• **TASK PROMPT**:
Print every record below exactly as written.

• **SUPPLIED DATA**:
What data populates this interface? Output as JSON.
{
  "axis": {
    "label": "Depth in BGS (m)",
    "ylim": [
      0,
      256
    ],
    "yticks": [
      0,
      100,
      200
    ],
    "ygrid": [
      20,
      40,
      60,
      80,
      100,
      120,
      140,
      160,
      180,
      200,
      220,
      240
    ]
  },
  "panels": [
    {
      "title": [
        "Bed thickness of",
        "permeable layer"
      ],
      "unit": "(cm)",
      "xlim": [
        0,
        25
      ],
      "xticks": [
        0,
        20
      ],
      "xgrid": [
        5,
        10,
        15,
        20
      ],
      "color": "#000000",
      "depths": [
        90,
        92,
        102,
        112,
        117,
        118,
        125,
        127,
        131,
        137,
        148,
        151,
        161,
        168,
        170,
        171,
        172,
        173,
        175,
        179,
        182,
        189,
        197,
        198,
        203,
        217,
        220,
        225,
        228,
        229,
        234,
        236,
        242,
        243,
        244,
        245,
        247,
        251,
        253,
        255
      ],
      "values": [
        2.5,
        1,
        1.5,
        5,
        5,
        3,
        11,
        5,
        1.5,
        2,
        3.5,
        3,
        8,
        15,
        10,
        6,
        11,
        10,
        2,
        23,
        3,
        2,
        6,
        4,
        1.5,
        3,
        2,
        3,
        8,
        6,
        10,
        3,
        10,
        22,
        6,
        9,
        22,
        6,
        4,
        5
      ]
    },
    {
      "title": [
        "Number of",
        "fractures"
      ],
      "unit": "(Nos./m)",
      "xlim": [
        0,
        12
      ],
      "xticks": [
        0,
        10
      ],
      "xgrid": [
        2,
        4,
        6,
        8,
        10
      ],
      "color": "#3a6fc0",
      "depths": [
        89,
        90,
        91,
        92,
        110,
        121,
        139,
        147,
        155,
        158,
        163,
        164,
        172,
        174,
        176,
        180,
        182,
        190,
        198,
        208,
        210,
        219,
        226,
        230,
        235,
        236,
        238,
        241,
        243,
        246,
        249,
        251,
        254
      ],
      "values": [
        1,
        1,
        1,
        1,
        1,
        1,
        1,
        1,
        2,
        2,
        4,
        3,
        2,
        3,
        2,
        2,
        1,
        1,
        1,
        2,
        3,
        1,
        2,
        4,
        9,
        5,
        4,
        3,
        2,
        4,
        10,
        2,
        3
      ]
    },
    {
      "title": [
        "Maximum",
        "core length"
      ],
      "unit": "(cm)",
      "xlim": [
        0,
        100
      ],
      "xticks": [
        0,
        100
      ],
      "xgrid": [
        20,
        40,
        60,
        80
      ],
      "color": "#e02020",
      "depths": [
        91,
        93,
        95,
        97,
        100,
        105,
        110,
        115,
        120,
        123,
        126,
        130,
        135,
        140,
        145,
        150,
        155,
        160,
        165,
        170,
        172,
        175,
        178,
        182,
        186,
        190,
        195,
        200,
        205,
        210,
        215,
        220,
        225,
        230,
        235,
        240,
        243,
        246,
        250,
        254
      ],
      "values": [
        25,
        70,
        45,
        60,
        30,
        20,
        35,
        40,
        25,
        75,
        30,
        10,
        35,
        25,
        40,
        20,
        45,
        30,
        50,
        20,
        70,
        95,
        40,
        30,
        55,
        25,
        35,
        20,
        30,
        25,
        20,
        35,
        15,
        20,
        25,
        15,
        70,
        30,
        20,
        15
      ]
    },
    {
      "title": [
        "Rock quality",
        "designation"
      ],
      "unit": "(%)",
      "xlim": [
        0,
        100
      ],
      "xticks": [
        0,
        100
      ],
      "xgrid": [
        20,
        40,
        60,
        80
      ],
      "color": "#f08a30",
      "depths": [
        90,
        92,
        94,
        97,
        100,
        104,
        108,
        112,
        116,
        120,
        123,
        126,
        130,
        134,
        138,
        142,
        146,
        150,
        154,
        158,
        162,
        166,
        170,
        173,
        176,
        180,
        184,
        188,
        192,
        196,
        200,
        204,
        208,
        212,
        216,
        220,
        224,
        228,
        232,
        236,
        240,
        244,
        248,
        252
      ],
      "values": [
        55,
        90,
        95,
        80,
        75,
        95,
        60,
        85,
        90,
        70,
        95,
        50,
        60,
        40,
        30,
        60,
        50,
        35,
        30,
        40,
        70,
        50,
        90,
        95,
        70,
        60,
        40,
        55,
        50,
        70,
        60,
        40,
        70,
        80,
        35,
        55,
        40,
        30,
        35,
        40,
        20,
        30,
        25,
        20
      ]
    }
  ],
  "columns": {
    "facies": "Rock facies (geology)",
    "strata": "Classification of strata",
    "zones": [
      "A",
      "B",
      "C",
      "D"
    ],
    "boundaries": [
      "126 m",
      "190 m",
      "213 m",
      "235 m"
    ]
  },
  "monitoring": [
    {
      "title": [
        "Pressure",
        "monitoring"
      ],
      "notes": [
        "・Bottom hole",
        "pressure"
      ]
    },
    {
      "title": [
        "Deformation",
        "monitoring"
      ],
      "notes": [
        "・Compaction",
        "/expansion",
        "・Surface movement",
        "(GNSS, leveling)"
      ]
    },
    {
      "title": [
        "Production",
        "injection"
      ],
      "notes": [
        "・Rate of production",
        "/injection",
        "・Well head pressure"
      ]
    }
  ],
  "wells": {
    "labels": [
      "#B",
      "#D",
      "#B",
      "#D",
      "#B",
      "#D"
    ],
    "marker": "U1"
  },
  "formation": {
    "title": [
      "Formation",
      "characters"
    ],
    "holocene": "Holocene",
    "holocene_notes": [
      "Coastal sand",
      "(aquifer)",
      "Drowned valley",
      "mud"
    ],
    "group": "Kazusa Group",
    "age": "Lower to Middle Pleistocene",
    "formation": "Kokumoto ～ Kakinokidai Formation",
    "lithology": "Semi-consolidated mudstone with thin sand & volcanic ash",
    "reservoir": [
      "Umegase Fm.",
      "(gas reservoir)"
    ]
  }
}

• **RESULT**:
What data populates this interface? Output as JSON.
{
  "axis": {
    "label": "Depth in BGS (m)",
    "ylim": [
      0,
      256
    ],
    "yticks": [
      0,
      100,
      200
    ],
    "ygrid": [
      20,
      40,
      60,
      80,
      100,
      120,
      140,
      160,
      180,
      200,
      220,
      240
    ]
  },
  "panels": [
    {
      "title": [
        "Bed thickness of",
        "permeable layer"
      ],
      "unit": "(cm)",
      "xlim": [
        0,
        25
      ],
      "xticks": [
        0,
        20
      ],
      "xgrid": [
        5,
        10,
        15,
        20
      ],
      "color": "#000000",
      "depths": [
        90,
        92,
        102,
        112,
        117,
        118,
        125,
        127,
        131,
        137,
        148,
        151,
        161,
        168,
        170,
        171,
        172,
        173,
        175,
        179,
        182,
        189,
        197,
        198,
        203,
        217,
        220,
        225,
        228,
        229,
        234,
        236,
        242,
        243,
        244,
        245,
        247,
        251,
        253,
        255
      ],
      "values": [
        2.5,
        1,
        1.5,
        5,
        5,
        3,
        11,
        5,
        1.5,
        2,
        3.5,
        3,
        8,
        15,
        10,
        6,
        11,
        10,
        2,
        23,
        3,
        2,
        6,
        4,
        1.5,
        3,
        2,
        3,
        8,
        6,
        10,
        3,
        10,
        22,
        6,
        9,
        22,
        6,
        4,
        5
      ]
    },
    {
      "title": [
        "Number of",
        "fractures"
      ],
      "unit": "(Nos./m)",
      "xlim": [
        0,
        12
      ],
      "xticks": [
        0,
        10
      ],
      "xgrid": [
        2,
        4,
        6,
        8,
        10
      ],
      "color": "#3a6fc0",
      "depths": [
        89,
        90,
        91,
        92,
        110,
        121,
        139,
        147,
        155,
        158,
        163,
        164,
        172,
        174,
        176,
        180,
        182,
        190,
        198,
        208,
        210,
        219,
        226,
        230,
        235,
        236,
        238,
        241,
        243,
        246,
        249,
        251,
        254
      ],
      "values": [
        1,
        1,
        1,
        1,
        1,
        1,
        1,
        1,
        2,
        2,
        4,
        3,
        2,
        3,
        2,
        2,
        1,
        1,
        1,
        2,
        3,
        1,
        2,
        4,
        9,
        5,
        4,
        3,
        2,
        4,
        10,
        2,
        3
      ]
    },
    {
      "title": [
        "Maximum",
        "core length"
      ],
      "unit": "(cm)",
      "xlim": [
        0,
        100
      ],
      "xticks": [
        0,
        100
      ],
      "xgrid": [
        20,
        40,
        60,
        80
      ],
      "color": "#e02020",
      "depths": [
        91,
        93,
        95,
        97,
        100,
        105,
        110,
        115,
        120,
        123,
        126,
        130,
        135,
        140,
        145,
        150,
        155,
        160,
        165,
        170,
        172,
        175,
        178,
        182,
        186,
        190,
        195,
        200,
        205,
        210,
        215,
        220,
        225,
        230,
        235,
        240,
        243,
        246,
        250,
        254
      ],
      "values": [
        25,
        70,
        45,
        60,
        30,
        20,
        35,
        40,
        25,
        75,
        30,
        10,
        35,
        25,
        40,
        20,
        45,
        30,
        50,
        20,
        70,
        95,
        40,
        30,
        55,
        25,
        35,
        20,
        30,
        25,
        20,
        35,
        15,
        20,
        25,
        15,
        70,
        30,
        20,
        15
      ]
    },
    {
      "title": [
        "Rock quality",
        "designation"
      ],
      "unit": "(%)",
      "xlim": [
        0,
        100
      ],
      "xticks": [
        0,
        100
      ],
      "xgrid": [
        20,
        40,
        60,
        80
      ],
      "color": "#f08a30",
      "depths": [
        90,
        92,
        94,
        97,
        100,
        104,
        108,
        112,
        116,
        120,
        123,
        126,
        130,
        134,
        138,
        142,
        146,
        150,
        154,
        158,
        162,
        166,
        170,
        173,
        176,
        180,
        184,
        188,
        192,
        196,
        200,
        204,
        208,
        212,
        216,
        220,
        224,
        228,
        232,
        236,
        240,
        244,
        248,
        252
      ],
      "values": [
        55,
        90,
        95,
        80,
        75,
        95,
        60,
        85,
        90,
        70,
        95,
        50,
        60,
        40,
        30,
        60,
        50,
        35,
        30,
        40,
        70,
        50,
        90,
        95,
        70,
        60,
        40,
        55,
        50,
        70,
        60,
        40,
        70,
        80,
        35,
        55,
        40,
        30,
        35,
        40,
        20,
        30,
        25,
        20
      ]
    }
  ],
  "columns": {
    "facies": "Rock facies (geology)",
    "strata": "Classification of strata",
    "zones": [
      "A",
      "B",
      "C",
      "D"
    ],
    "boundaries": [
      "126 m",
      "190 m",
      "213 m",
      "235 m"
    ]
  },
  "monitoring": [
    {
      "title": [
        "Pressure",
        "monitoring"
      ],
      "notes": [
        "・Bottom hole",
        "pressure"
      ]
    },
    {
      "title": [
        "Deformation",
        "monitoring"
      ],
      "notes": [
        "・Compaction",
        "/expansion",
        "・Surface movement",
        "(GNSS, leveling)"
      ]
    },
    {
      "title": [
        "Production",
        "injection"
      ],
      "notes": [
        "・Rate of production",
        "/injection",
        "・Well head pressure"
      ]
    }
  ],
  "wells": {
    "labels": [
      "#B",
      "#D",
      "#B",
      "#D",
      "#B",
      "#D"
    ],
    "marker": "U1"
  },
  "formation": {
    "title": [
      "Formation",
      "characters"
    ],
    "holocene": "Holocene",
    "holocene_notes": [
      "Coastal sand",
      "(aquifer)",
      "Drowned valley",
      "mud"
    ],
    "group": "Kazusa Group",
    "age": "Lower to Middle Pleistocene",
    "formation": "Kokumoto ～ Kakinokidai Formation",
    "lithology": "Semi-consolidated mudstone with thin sand & volcanic ash",
    "reservoir": [
      "Umegase Fm.",
      "(gas reservoir)"
    ]
  }
}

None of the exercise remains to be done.